**RECORDS SHOWN**
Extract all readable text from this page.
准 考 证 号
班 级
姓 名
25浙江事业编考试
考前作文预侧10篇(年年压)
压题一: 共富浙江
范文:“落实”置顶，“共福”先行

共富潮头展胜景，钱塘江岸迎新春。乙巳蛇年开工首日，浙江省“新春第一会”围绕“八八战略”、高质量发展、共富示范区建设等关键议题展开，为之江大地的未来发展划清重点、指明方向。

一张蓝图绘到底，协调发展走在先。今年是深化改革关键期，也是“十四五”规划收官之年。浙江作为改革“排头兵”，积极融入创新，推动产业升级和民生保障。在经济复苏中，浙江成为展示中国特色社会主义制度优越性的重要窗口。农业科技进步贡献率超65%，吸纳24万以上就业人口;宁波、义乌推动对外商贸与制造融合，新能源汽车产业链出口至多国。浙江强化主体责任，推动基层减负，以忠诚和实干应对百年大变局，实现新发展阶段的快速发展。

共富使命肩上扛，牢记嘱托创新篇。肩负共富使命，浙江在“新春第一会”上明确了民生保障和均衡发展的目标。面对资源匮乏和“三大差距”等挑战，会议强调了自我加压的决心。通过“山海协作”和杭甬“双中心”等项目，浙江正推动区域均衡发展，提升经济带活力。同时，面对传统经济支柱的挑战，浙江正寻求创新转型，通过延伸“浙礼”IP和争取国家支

**TASK DESCRIPTION**
Take every line from the data that contains the word "新春第一会".

**REPLY**
共富潮头展胜景，钱塘江岸迎新春。乙巳蛇年开工首日，浙江省“新春第一会”围绕“八八战略”、高质量发展、共富示范区建设等关键议题展开，为之江大地的未来发展划清重点、指明方向。
共富使命肩上扛，牢记嘱托创新篇。肩负共富使命，浙江在“新春第一会”上明确了民生保障和均衡发展的目标。面对资源匮乏和“三大差距”等挑战，会议强调了自我加压的决心。通过“山海协作”和杭甬“双中心”等项目，浙江正推动区域均衡发展，提升经济带活力。同时，面对传统经济支柱的挑战，浙江正寻求创新转型，通过延伸“浙礼”IP和争取国家支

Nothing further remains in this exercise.